*The request*
Copy each line of the entries beneath that contains the word "content".

*Supplied records*

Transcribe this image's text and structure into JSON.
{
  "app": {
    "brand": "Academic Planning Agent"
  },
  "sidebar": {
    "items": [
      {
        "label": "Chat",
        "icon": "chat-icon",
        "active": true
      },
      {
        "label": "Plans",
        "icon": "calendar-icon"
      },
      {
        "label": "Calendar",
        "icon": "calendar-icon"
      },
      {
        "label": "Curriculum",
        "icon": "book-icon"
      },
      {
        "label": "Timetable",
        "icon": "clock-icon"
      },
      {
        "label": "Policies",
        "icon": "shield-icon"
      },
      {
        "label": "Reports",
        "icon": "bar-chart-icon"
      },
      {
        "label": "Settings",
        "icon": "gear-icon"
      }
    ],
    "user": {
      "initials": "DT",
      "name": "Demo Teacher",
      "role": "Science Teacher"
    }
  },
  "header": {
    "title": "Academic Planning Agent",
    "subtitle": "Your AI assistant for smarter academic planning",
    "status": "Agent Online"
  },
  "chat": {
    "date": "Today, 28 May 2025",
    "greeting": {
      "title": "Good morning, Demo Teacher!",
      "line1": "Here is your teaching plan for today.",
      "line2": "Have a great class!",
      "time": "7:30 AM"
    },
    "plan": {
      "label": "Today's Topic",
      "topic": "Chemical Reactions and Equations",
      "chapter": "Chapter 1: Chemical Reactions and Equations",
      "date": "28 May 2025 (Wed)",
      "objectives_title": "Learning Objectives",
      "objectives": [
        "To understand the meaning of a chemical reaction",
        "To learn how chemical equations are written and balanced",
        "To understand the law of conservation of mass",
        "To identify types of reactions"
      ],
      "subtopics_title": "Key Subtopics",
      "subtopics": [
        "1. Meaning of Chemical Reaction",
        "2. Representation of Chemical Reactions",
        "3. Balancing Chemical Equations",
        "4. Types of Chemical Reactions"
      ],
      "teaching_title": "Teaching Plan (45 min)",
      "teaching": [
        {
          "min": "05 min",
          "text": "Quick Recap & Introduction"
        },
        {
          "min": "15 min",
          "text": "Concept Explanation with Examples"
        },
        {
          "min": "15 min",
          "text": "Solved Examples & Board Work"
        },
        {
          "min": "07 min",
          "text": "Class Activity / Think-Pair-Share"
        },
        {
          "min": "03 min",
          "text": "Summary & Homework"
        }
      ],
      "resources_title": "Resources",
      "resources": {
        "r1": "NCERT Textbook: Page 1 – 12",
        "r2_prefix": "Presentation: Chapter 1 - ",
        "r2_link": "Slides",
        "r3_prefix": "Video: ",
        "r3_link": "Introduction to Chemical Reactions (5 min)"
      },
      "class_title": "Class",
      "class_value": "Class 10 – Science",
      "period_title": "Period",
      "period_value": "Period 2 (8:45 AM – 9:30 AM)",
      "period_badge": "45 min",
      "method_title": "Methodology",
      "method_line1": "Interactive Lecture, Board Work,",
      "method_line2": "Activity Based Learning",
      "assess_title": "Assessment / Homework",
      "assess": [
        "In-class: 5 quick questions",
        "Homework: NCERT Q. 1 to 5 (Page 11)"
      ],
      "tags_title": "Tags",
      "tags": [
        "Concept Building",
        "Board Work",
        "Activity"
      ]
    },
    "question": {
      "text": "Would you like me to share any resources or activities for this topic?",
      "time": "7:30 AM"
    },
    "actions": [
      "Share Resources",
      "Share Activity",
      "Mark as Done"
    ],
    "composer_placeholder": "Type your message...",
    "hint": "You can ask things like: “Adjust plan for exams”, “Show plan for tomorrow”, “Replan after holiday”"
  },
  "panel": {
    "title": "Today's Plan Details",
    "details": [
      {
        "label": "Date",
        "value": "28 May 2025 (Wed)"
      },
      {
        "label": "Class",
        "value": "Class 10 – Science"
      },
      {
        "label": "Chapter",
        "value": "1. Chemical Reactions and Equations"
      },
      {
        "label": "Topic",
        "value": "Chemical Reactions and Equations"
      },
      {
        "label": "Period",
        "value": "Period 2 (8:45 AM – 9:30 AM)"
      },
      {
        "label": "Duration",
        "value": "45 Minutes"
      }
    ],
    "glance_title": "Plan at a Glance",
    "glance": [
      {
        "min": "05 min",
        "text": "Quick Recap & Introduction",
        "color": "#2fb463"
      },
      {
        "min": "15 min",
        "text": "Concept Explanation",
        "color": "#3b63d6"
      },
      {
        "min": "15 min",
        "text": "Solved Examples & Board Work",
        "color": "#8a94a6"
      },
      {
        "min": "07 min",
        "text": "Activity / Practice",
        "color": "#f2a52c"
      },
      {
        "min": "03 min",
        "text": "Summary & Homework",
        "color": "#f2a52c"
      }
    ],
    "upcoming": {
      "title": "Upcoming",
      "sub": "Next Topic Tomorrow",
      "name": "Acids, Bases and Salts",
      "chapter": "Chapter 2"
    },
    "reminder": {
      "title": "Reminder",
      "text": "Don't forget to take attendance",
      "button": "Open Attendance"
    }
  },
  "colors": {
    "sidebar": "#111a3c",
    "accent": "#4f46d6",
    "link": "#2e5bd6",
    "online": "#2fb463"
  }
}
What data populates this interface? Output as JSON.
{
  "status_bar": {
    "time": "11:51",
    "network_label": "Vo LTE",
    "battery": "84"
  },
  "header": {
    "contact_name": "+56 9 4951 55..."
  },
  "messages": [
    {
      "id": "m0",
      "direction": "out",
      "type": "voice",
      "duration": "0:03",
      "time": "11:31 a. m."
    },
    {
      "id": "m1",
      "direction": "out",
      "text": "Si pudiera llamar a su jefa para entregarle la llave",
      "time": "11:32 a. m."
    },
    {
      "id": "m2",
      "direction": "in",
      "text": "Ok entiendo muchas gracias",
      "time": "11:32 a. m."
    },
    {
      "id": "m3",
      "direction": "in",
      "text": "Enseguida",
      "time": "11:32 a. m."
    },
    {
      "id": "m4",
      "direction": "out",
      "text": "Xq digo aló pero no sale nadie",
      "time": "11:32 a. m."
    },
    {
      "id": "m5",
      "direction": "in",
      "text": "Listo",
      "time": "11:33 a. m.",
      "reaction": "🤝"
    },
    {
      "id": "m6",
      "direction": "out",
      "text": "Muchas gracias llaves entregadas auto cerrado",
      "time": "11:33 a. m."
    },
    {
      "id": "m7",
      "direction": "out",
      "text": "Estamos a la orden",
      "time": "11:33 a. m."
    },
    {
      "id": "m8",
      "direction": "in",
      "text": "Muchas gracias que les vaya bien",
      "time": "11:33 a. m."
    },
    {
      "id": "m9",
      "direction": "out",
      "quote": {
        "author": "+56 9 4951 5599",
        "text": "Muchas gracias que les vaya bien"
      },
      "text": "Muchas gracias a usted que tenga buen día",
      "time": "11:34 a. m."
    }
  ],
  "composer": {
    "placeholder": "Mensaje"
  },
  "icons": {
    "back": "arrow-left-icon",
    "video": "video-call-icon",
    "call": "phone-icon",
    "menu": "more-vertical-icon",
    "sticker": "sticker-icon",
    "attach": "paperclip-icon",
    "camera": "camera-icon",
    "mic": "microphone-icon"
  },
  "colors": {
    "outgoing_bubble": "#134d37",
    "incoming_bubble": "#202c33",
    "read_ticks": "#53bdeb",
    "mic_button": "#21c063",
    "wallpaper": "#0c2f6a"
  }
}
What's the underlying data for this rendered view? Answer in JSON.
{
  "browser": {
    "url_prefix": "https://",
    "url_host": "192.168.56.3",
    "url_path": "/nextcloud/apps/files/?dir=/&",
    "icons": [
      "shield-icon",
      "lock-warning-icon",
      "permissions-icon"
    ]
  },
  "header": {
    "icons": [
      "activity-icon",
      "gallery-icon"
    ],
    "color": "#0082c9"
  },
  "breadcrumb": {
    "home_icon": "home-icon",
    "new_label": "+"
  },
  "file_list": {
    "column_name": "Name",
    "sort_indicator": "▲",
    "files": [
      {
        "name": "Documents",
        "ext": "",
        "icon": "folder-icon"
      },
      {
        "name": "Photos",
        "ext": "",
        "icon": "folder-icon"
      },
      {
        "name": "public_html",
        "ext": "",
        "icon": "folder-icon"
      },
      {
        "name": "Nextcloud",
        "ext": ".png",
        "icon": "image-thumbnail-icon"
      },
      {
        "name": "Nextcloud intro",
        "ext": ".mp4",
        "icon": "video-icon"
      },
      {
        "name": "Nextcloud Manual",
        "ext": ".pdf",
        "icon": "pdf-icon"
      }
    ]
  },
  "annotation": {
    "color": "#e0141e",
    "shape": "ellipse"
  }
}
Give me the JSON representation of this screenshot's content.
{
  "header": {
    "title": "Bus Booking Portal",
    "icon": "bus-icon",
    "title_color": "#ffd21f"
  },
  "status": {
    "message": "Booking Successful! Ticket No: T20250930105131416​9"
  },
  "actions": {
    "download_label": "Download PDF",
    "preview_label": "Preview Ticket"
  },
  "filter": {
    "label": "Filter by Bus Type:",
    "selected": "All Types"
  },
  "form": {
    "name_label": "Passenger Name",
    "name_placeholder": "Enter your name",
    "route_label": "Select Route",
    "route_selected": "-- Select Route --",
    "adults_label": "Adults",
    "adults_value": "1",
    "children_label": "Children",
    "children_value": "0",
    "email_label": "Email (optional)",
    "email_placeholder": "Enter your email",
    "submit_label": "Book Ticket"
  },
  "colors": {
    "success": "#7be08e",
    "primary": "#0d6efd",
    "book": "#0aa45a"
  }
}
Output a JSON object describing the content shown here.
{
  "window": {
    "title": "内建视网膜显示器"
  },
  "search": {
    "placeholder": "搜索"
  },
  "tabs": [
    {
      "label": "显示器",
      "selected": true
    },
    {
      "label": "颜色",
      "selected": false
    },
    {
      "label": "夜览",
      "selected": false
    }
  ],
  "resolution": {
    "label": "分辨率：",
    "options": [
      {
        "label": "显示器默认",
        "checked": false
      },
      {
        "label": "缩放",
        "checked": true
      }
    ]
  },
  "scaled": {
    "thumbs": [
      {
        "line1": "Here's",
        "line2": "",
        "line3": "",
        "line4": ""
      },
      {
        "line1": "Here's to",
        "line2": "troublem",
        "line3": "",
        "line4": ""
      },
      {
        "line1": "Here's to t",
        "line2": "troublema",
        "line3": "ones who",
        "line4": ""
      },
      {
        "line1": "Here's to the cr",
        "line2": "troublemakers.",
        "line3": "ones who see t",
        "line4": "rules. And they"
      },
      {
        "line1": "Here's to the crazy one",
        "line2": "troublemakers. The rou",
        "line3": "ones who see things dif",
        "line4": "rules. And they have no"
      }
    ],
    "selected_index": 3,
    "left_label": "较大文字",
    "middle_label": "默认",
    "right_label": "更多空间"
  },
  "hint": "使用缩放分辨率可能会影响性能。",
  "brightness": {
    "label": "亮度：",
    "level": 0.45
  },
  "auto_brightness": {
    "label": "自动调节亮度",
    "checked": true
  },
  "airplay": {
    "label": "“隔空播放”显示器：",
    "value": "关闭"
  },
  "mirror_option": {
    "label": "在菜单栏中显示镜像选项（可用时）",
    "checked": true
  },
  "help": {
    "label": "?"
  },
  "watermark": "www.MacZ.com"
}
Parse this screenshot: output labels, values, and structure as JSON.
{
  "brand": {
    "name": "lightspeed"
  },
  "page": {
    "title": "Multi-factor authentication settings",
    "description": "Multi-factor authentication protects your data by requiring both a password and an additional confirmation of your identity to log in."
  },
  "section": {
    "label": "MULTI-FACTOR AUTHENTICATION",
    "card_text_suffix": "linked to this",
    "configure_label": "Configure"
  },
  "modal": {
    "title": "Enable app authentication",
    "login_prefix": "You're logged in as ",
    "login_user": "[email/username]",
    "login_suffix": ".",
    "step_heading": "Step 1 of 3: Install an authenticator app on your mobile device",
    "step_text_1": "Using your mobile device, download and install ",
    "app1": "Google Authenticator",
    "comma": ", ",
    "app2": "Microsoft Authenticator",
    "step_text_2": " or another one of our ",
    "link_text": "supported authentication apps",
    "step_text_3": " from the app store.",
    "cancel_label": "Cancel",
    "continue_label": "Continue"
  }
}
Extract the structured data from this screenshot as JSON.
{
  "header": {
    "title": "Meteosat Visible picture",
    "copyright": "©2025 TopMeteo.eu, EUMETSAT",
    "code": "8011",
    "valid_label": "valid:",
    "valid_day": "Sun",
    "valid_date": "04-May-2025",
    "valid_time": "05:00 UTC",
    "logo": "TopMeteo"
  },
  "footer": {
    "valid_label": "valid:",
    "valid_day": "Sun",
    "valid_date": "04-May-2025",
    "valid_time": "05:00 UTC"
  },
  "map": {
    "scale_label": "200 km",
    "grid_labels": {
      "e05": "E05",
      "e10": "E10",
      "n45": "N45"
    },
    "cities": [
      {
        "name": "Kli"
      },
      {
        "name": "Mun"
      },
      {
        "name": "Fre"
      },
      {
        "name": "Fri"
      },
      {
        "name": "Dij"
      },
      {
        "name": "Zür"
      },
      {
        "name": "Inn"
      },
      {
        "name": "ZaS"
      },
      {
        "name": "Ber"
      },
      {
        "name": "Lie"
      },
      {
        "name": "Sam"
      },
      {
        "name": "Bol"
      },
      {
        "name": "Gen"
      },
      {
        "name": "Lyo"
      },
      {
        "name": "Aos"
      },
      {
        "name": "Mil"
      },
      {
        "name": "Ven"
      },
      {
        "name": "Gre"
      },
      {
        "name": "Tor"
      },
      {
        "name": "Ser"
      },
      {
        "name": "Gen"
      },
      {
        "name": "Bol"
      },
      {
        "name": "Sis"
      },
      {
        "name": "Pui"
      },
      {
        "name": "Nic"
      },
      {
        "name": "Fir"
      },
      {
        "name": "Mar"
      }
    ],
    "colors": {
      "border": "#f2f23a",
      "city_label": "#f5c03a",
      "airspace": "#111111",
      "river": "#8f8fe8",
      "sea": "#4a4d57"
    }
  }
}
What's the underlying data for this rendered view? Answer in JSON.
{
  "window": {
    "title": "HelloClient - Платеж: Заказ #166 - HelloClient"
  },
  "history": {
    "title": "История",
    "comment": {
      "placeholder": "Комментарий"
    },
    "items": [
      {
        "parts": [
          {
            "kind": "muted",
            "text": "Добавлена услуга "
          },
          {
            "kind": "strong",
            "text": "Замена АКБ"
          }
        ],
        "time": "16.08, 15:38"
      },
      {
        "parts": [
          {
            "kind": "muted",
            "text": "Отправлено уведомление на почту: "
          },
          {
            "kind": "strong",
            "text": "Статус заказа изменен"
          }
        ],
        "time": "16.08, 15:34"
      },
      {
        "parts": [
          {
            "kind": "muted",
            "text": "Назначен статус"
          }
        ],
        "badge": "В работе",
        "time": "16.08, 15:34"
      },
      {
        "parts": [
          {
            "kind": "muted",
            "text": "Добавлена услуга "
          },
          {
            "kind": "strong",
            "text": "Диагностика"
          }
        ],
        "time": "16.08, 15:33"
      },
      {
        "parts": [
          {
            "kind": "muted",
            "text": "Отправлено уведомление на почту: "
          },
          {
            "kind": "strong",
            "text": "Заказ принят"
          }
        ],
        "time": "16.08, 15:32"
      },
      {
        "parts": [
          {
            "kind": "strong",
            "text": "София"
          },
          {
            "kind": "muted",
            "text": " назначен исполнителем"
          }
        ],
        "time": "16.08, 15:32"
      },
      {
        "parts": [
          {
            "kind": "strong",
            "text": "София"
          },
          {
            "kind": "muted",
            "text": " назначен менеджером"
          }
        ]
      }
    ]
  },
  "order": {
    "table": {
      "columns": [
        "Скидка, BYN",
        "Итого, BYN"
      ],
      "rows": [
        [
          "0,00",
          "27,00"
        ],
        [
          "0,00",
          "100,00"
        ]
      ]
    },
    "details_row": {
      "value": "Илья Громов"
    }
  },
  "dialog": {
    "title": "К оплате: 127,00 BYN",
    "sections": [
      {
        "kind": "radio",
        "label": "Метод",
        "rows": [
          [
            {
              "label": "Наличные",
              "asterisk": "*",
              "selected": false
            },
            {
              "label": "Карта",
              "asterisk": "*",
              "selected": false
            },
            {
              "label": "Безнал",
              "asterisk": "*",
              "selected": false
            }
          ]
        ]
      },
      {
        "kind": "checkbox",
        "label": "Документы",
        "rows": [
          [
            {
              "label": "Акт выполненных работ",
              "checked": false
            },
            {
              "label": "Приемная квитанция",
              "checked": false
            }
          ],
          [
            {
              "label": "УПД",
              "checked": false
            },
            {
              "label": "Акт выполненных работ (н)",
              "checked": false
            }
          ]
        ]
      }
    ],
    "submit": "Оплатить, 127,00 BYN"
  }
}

*Task answer*
Give me the JSON representation of this screenshot's content.
Output a JSON object describing the content shown here.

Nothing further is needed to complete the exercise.